▶ [The input]:

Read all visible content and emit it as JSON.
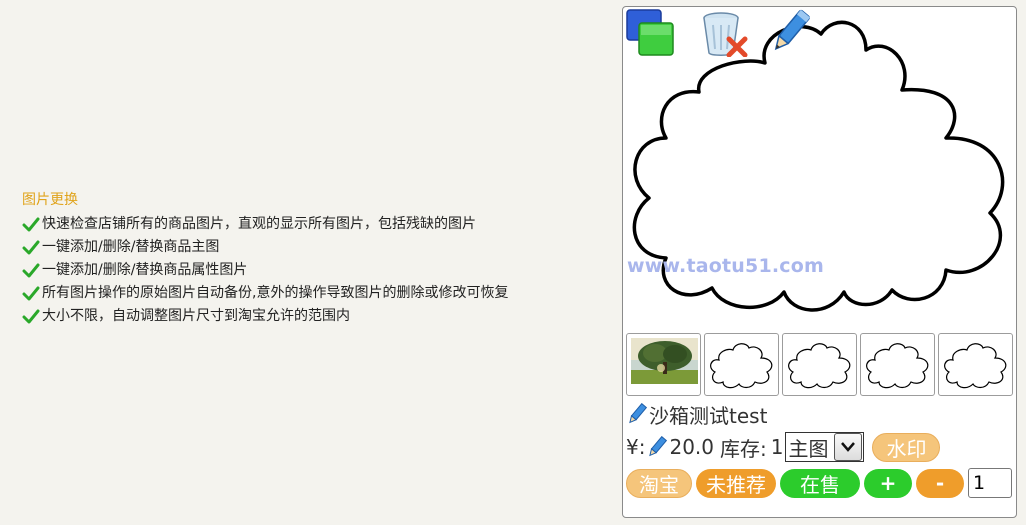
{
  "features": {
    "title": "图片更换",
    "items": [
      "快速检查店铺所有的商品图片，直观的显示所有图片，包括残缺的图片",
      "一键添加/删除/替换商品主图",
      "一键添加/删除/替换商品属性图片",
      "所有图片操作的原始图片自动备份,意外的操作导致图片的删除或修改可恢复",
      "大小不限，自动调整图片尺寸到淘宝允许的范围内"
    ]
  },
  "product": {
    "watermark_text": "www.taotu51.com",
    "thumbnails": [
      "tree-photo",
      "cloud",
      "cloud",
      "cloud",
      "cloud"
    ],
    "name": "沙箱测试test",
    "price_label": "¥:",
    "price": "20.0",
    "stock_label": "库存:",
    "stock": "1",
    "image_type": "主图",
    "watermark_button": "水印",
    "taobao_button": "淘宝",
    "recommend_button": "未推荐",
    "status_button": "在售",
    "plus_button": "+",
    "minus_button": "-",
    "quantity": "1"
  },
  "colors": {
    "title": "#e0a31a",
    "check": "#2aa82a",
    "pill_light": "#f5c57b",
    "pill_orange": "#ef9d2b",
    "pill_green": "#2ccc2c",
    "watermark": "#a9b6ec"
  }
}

▶ [Short exercise]:
All entries are to be retyped exactly. Omit any embedded images.

▶ [The reply]:
Read all visible content and emit it as JSON.
{
  "features": {
    "title": "图片更换",
    "items": [
      "快速检查店铺所有的商品图片，直观的显示所有图片，包括残缺的图片",
      "一键添加/删除/替换商品主图",
      "一键添加/删除/替换商品属性图片",
      "所有图片操作的原始图片自动备份,意外的操作导致图片的删除或修改可恢复",
      "大小不限，自动调整图片尺寸到淘宝允许的范围内"
    ]
  },
  "product": {
    "watermark_text": "www.taotu51.com",
    "thumbnails": [
      "tree-photo",
      "cloud",
      "cloud",
      "cloud",
      "cloud"
    ],
    "name": "沙箱测试test",
    "price_label": "¥:",
    "price": "20.0",
    "stock_label": "库存:",
    "stock": "1",
    "image_type": "主图",
    "watermark_button": "水印",
    "taobao_button": "淘宝",
    "recommend_button": "未推荐",
    "status_button": "在售",
    "plus_button": "+",
    "minus_button": "-",
    "quantity": "1"
  },
  "colors": {
    "title": "#e0a31a",
    "check": "#2aa82a",
    "pill_light": "#f5c57b",
    "pill_orange": "#ef9d2b",
    "pill_green": "#2ccc2c",
    "watermark": "#a9b6ec"
  }
}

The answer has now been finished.